• What you will do
Set down each record exactly as written.

• Provided data
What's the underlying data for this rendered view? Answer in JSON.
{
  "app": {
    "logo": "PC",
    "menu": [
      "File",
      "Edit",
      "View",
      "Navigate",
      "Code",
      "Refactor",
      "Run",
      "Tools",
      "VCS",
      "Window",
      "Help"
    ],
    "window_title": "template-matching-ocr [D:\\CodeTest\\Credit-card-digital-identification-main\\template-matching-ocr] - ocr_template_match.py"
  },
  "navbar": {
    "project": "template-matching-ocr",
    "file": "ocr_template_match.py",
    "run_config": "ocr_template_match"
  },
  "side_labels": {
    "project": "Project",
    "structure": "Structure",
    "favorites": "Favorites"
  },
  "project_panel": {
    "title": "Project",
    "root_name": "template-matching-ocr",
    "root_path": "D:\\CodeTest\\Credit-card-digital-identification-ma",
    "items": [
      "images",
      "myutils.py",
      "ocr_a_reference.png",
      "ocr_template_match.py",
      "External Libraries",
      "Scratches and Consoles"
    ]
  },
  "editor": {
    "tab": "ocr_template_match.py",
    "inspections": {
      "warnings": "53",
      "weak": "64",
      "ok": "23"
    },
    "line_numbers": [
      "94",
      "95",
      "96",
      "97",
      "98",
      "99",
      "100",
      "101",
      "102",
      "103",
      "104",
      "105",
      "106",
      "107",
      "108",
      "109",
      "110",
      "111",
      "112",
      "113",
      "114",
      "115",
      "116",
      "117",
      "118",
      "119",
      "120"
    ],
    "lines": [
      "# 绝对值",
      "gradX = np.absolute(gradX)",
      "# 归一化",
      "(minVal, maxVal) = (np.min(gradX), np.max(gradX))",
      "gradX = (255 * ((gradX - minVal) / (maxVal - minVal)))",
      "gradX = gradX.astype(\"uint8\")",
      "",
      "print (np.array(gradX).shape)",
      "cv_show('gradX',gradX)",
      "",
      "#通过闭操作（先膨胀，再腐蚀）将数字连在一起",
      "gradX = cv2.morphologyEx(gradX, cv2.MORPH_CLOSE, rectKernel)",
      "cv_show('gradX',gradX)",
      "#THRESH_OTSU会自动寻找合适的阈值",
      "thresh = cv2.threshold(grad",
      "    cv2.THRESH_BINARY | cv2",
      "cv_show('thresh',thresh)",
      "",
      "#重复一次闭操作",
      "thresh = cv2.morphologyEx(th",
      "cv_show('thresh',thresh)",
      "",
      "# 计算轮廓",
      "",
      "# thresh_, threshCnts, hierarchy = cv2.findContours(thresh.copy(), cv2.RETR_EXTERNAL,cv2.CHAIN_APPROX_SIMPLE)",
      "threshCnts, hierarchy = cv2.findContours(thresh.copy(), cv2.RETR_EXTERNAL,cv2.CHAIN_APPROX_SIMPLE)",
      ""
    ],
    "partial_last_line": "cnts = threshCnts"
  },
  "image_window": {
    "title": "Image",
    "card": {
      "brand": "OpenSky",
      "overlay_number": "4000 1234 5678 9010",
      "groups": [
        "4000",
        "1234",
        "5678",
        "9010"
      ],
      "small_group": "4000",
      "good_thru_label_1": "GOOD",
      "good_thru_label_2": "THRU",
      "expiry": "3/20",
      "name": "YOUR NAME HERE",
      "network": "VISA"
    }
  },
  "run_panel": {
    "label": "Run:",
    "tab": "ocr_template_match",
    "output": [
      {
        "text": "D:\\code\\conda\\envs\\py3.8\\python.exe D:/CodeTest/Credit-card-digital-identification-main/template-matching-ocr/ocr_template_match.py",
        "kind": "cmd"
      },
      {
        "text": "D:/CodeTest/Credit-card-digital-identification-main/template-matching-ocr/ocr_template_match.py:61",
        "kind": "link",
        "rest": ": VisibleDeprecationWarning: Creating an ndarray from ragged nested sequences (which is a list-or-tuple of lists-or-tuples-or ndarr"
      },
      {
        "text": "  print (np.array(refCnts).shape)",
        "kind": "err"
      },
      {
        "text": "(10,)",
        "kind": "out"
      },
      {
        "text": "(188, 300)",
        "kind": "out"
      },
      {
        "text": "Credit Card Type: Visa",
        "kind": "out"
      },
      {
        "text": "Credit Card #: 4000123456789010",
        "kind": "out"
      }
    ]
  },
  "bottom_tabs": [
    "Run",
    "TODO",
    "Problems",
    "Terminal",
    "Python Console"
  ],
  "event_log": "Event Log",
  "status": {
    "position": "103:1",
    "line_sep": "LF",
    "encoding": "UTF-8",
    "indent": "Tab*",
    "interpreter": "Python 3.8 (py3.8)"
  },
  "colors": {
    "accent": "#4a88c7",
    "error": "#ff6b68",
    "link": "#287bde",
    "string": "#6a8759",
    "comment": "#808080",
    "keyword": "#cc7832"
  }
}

• Solution
What's the underlying data for this rendered view? Answer in JSON.
{
  "app": {
    "logo": "PC",
    "menu": [
      "File",
      "Edit",
      "View",
      "Navigate",
      "Code",
      "Refactor",
      "Run",
      "Tools",
      "VCS",
      "Window",
      "Help"
    ],
    "window_title": "template-matching-ocr [D:\\CodeTest\\Credit-card-digital-identification-main\\template-matching-ocr] - ocr_template_match.py"
  },
  "navbar": {
    "project": "template-matching-ocr",
    "file": "ocr_template_match.py",
    "run_config": "ocr_template_match"
  },
  "side_labels": {
    "project": "Project",
    "structure": "Structure",
    "favorites": "Favorites"
  },
  "project_panel": {
    "title": "Project",
    "root_name": "template-matching-ocr",
    "root_path": "D:\\CodeTest\\Credit-card-digital-identification-ma",
    "items": [
      "images",
      "myutils.py",
      "ocr_a_reference.png",
      "ocr_template_match.py",
      "External Libraries",
      "Scratches and Consoles"
    ]
  },
  "editor": {
    "tab": "ocr_template_match.py",
    "inspections": {
      "warnings": "53",
      "weak": "64",
      "ok": "23"
    },
    "line_numbers": [
      "94",
      "95",
      "96",
      "97",
      "98",
      "99",
      "100",
      "101",
      "102",
      "103",
      "104",
      "105",
      "106",
      "107",
      "108",
      "109",
      "110",
      "111",
      "112",
      "113",
      "114",
      "115",
      "116",
      "117",
      "118",
      "119",
      "120"
    ],
    "lines": [
      "# 绝对值",
      "gradX = np.absolute(gradX)",
      "# 归一化",
      "(minVal, maxVal) = (np.min(gradX), np.max(gradX))",
      "gradX = (255 * ((gradX - minVal) / (maxVal - minVal)))",
      "gradX = gradX.astype(\"uint8\")",
      "",
      "print (np.array(gradX).shape)",
      "cv_show('gradX',gradX)",
      "",
      "#通过闭操作（先膨胀，再腐蚀）将数字连在一起",
      "gradX = cv2.morphologyEx(gradX, cv2.MORPH_CLOSE, rectKernel)",
      "cv_show('gradX',gradX)",
      "#THRESH_OTSU会自动寻找合适的阈值",
      "thresh = cv2.threshold(grad",
      "    cv2.THRESH_BINARY | cv2",
      "cv_show('thresh',thresh)",
      "",
      "#重复一次闭操作",
      "thresh = cv2.morphologyEx(th",
      "cv_show('thresh',thresh)",
      "",
      "# 计算轮廓",
      "",
      "# thresh_, threshCnts, hierarchy = cv2.findContours(thresh.copy(), cv2.RETR_EXTERNAL,cv2.CHAIN_APPROX_SIMPLE)",
      "threshCnts, hierarchy = cv2.findContours(thresh.copy(), cv2.RETR_EXTERNAL,cv2.CHAIN_APPROX_SIMPLE)",
      ""
    ],
    "partial_last_line": "cnts = threshCnts"
  },
  "image_window": {
    "title": "Image",
    "card": {
      "brand": "OpenSky",
      "overlay_number": "4000 1234 5678 9010",
      "groups": [
        "4000",
        "1234",
        "5678",
        "9010"
      ],
      "small_group": "4000",
      "good_thru_label_1": "GOOD",
      "good_thru_label_2": "THRU",
      "expiry": "3/20",
      "name": "YOUR NAME HERE",
      "network": "VISA"
    }
  },
  "run_panel": {
    "label": "Run:",
    "tab": "ocr_template_match",
    "output": [
      {
        "text": "D:\\code\\conda\\envs\\py3.8\\python.exe D:/CodeTest/Credit-card-digital-identification-main/template-matching-ocr/ocr_template_match.py",
        "kind": "cmd"
      },
      {
        "text": "D:/CodeTest/Credit-card-digital-identification-main/template-matching-ocr/ocr_template_match.py:61",
        "kind": "link",
        "rest": ": VisibleDeprecationWarning: Creating an ndarray from ragged nested sequences (which is a list-or-tuple of lists-or-tuples-or ndarr"
      },
      {
        "text": "  print (np.array(refCnts).shape)",
        "kind": "err"
      },
      {
        "text": "(10,)",
        "kind": "out"
      },
      {
        "text": "(188, 300)",
        "kind": "out"
      },
      {
        "text": "Credit Card Type: Visa",
        "kind": "out"
      },
      {
        "text": "Credit Card #: 4000123456789010",
        "kind": "out"
      }
    ]
  },
  "bottom_tabs": [
    "Run",
    "TODO",
    "Problems",
    "Terminal",
    "Python Console"
  ],
  "event_log": "Event Log",
  "status": {
    "position": "103:1",
    "line_sep": "LF",
    "encoding": "UTF-8",
    "indent": "Tab*",
    "interpreter": "Python 3.8 (py3.8)"
  },
  "colors": {
    "accent": "#4a88c7",
    "error": "#ff6b68",
    "link": "#287bde",
    "string": "#6a8759",
    "comment": "#808080",
    "keyword": "#cc7832"
  }
}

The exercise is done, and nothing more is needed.